>> begin Data for this task

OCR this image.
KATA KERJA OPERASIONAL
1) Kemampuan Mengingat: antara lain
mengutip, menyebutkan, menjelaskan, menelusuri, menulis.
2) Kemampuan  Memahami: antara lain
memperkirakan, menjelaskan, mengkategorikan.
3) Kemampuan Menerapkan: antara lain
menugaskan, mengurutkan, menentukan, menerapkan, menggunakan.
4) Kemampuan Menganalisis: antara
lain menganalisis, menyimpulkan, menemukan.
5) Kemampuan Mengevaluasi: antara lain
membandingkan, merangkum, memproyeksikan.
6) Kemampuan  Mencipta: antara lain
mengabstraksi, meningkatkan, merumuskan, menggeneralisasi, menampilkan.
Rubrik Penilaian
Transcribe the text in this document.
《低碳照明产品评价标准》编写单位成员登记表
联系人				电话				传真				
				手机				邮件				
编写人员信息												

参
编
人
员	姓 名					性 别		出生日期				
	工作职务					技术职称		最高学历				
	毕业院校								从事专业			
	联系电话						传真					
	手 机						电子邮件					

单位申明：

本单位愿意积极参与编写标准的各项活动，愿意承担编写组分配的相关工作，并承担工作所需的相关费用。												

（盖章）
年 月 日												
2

>> end Data for this task

## Task:
Would you restate each of the entries word for word?

## Answer to this task:
OCR this image.
KATA KERJA OPERASIONAL
1) Kemampuan Mengingat: antara lain
mengutip, menyebutkan, menjelaskan, menelusuri, menulis.
2) Kemampuan  Memahami: antara lain
memperkirakan, menjelaskan, mengkategorikan.
3) Kemampuan Menerapkan: antara lain
menugaskan, mengurutkan, menentukan, menerapkan, menggunakan.
4) Kemampuan Menganalisis: antara
lain menganalisis, menyimpulkan, menemukan.
5) Kemampuan Mengevaluasi: antara lain
membandingkan, merangkum, memproyeksikan.
6) Kemampuan  Mencipta: antara lain
mengabstraksi, meningkatkan, merumuskan, menggeneralisasi, menampilkan.
Rubrik Penilaian
Transcribe the text in this document.
《低碳照明产品评价标准》编写单位成员登记表
联系人				电话				传真				
				手机				邮件				
编写人员信息												

参
编
人
员	姓 名					性 别		出生日期				
	工作职务					技术职称		最高学历				
	毕业院校								从事专业			
	联系电话						传真					
	手 机						电子邮件					

单位申明：

本单位愿意积极参与编写标准的各项活动，愿意承担编写组分配的相关工作，并承担工作所需的相关费用。												

（盖章）
年 月 日												
2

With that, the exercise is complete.